▸ Records for the task:
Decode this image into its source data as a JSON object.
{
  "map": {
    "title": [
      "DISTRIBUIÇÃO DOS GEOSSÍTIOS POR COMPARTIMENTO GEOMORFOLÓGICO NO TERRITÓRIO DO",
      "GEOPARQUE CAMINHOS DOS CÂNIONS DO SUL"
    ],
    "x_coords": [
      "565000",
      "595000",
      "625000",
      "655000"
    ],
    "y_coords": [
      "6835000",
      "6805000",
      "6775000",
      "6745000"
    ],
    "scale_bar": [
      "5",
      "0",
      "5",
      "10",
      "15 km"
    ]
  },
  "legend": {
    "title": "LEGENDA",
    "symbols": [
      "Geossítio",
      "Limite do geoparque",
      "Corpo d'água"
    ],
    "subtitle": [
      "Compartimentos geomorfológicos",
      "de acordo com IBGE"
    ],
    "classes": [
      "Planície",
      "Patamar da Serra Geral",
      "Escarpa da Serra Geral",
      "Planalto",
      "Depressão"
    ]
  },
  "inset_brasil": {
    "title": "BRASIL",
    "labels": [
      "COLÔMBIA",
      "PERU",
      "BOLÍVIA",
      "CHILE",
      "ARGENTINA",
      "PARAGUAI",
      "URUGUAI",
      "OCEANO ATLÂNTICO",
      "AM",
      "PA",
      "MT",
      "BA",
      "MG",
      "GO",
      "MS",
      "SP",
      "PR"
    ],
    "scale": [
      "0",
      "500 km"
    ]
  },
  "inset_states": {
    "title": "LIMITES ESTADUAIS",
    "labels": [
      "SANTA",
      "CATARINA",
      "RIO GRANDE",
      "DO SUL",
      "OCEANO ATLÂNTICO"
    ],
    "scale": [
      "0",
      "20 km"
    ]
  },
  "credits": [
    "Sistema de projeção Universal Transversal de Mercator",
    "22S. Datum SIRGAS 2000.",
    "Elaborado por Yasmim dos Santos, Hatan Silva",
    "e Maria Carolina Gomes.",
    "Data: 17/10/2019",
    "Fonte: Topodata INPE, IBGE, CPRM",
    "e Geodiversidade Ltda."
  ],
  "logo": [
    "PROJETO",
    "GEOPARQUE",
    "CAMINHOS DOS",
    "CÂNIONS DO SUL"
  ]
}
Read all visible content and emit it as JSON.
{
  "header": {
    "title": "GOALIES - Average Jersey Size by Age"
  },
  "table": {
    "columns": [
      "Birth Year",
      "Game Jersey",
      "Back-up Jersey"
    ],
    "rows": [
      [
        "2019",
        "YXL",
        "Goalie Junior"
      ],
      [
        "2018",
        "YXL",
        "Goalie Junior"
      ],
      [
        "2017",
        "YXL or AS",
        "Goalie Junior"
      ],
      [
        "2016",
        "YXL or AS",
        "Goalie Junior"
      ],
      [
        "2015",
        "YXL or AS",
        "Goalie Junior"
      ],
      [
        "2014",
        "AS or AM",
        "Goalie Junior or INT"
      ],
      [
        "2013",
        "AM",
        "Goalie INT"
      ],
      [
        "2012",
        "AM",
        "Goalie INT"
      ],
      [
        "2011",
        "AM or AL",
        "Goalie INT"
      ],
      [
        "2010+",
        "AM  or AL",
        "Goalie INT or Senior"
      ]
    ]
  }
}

▸ Aim of the exercise:
Pick out the lines containing the string "CÂNIONS" and show them.

▸ Exercise solution:
      "GEOPARQUE CAMINHOS DOS CÂNIONS DO SUL"
    "CÂNIONS DO SUL"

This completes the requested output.